The entire theoretically effective expansion angle of the supersonic duct should be more than 10°, but less than 40°, preferably between 15° to 30° from the smallest to the largest diameter. According to the currently applicable roughness values, the uppermost limiting angle (total angle) relative to the series production is 35° to 36°. In a conical acceleration duct, the compressed air is essentially accelerated steadily. The nozzle duct segment directly before the supersonic duct is preferably designed approximately cylindrically, with the conveyer component being blown into the cylindrical segment in direction of the acceleration duct. The introduction force on the yarn is increased with the length of the acceleration duct. The nozzle enlargement and/or the increase of the Mach number results in the intensity of the texturing. The acceleration duct should have at least one cross-sectional enlargement area of 1:2.0, preferably 1:2.5 or greater. It is furthermore proposed that the length of the acceleration duct is 3 to 15 times greater, preferably 4 to 12 times greater, than the diameter of the yarn duct at the beginning of the acceleration duct. The acceleration duct can be designed to expand completely or in part steadily, it can have conical segments, and/or it can have a slightly spherical form. However, it is also possible to develop the acceleration duct in fine steps and it can have different acceleration zones, with at least one zone with great acceleration and at least one zone of small acceleration of the compressed air jet. If the aforementioned parameters for the acceleration duct were maintained, the aforementioned variations of the acceleration duct proved to be nearly equal in value or at least equivalent. Downstream of the supersonic duct, the yarn duct has a strongly convex, preferably trumpet-shaped yarn duct orifice that is enlarged by more than 40°, with the transition from the supersonic duct into the yarn duct orifice preferably being intermittent. A decisive factor was also found in that a deflector can positively influence and stabilize the pressure conditions in the texturing space. Another preferred embodiment of the texturing nozzle is characterized in that it has a continuous yarn duct with a cylindrical center segment into which the air feed runs.

Your tasks ->
1. List every feature or value that the passage on the texturing nozzle qualifies with the word "preferably."
2. Print the records from the first line up to and including the line with "five-state-highlight-note: Created is".

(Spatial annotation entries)
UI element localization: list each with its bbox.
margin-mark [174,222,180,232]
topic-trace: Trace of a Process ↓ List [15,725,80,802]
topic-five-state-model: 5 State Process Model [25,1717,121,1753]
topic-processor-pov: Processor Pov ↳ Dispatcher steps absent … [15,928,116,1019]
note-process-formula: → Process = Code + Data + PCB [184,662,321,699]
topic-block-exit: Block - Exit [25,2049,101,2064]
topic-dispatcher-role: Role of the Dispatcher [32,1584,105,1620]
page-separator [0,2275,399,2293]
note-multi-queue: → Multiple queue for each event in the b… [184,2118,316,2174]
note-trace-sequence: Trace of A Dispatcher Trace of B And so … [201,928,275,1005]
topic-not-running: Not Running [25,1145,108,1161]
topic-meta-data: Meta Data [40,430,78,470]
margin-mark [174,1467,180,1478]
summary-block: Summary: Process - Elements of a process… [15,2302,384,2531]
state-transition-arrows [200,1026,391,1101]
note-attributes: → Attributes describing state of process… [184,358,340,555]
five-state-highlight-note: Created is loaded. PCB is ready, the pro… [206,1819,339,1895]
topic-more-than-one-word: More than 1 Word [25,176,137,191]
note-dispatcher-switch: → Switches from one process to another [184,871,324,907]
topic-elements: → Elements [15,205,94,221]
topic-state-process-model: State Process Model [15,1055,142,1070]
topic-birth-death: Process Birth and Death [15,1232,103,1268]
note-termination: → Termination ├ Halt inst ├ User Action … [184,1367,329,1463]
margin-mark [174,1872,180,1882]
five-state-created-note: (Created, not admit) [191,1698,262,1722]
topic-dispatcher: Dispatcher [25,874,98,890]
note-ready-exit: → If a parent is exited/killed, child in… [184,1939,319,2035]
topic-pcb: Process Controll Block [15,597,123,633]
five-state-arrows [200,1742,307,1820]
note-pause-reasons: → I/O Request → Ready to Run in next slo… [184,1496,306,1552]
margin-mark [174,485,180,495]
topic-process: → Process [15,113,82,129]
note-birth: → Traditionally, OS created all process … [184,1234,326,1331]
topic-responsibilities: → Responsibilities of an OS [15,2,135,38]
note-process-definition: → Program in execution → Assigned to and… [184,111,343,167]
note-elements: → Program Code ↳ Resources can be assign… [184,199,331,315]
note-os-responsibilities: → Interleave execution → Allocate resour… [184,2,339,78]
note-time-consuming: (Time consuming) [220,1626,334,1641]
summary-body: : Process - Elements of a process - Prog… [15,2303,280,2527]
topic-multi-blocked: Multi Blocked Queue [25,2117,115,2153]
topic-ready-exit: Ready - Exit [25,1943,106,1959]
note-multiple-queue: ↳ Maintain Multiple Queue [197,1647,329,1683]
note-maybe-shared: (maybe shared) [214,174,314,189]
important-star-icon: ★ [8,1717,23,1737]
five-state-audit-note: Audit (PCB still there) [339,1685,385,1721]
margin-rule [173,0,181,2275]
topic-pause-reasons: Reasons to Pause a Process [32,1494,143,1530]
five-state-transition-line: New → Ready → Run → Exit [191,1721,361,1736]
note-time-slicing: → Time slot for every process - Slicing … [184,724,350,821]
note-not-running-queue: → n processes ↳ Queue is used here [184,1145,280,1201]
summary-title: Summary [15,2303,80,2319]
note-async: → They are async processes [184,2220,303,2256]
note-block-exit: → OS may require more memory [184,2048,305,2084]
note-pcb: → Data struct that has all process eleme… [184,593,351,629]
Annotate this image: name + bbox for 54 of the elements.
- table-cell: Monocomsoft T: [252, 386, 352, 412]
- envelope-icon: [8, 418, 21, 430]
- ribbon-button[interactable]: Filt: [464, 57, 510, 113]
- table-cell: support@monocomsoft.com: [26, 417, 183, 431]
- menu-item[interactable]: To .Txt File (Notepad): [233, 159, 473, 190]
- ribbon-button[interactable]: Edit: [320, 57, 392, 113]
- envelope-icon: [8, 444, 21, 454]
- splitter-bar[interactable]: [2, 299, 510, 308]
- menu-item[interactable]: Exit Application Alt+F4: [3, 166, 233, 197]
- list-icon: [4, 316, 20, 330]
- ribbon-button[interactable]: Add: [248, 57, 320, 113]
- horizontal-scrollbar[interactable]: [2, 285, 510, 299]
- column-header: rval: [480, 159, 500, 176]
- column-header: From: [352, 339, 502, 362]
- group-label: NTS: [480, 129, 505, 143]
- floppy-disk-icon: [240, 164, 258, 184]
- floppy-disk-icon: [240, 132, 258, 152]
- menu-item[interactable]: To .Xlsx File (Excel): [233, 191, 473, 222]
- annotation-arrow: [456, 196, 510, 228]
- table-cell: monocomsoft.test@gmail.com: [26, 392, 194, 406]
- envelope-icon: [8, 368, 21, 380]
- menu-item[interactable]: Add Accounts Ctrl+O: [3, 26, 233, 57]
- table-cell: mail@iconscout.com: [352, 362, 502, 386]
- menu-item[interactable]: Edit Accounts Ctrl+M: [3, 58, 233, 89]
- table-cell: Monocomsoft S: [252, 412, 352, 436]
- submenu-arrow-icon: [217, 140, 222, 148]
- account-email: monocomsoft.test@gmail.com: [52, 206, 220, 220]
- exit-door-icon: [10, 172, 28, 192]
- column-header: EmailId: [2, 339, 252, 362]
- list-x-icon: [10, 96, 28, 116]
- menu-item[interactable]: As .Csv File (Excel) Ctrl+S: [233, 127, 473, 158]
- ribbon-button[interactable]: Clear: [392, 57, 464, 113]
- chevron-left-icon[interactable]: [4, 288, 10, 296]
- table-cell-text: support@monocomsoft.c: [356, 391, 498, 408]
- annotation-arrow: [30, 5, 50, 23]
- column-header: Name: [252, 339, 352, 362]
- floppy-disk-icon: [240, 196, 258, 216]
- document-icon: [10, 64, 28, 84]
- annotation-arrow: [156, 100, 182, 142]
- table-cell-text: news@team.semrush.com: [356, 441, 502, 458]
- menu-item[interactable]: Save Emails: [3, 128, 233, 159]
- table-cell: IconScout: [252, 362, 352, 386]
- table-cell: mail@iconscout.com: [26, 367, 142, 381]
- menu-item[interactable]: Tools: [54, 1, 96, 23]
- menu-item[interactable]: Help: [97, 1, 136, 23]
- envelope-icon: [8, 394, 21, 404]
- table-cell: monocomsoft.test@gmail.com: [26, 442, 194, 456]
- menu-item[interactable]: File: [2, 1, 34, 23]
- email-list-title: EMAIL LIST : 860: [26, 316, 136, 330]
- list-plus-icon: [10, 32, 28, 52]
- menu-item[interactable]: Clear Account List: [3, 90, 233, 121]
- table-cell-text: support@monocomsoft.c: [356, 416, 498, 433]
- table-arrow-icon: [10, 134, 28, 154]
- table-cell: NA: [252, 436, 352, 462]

Results by task ->
1.
- A total expansion angle of the supersonic duct between 15° and 30°
- An approximately cylindrical nozzle duct segment directly before the supersonic duct
- A cross-sectional enlargement of 1:2.5 or greater in the acceleration duct
- An acceleration duct length 4 to 12 times the diameter of the yarn duct at the beginning of the acceleration duct
- A trumpet-shaped yarn duct orifice downstream of the supersonic duct
- An intermittent transition from the supersonic duct into the yarn duct orifice

2.
UI element localization: list each with its bbox.
margin-mark [174,222,180,232]
topic-trace: Trace of a Process ↓ List [15,725,80,802]
topic-five-state-model: 5 State Process Model [25,1717,121,1753]
topic-processor-pov: Processor Pov ↳ Dispatcher steps absent … [15,928,116,1019]
note-process-formula: → Process = Code + Data + PCB [184,662,321,699]
topic-block-exit: Block - Exit [25,2049,101,2064]
topic-dispatcher-role: Role of the Dispatcher [32,1584,105,1620]
page-separator [0,2275,399,2293]
note-multi-queue: → Multiple queue for each event in the b… [184,2118,316,2174]
note-trace-sequence: Trace of A Dispatcher Trace of B And so … [201,928,275,1005]
topic-not-running: Not Running [25,1145,108,1161]
topic-meta-data: Meta Data [40,430,78,470]
margin-mark [174,1467,180,1478]
summary-block: Summary: Process - Elements of a process… [15,2302,384,2531]
state-transition-arrows [200,1026,391,1101]
note-attributes: → Attributes describing state of process… [184,358,340,555]
five-state-highlight-note: Created is loaded. PCB is ready, the pro… [206,1819,339,1895]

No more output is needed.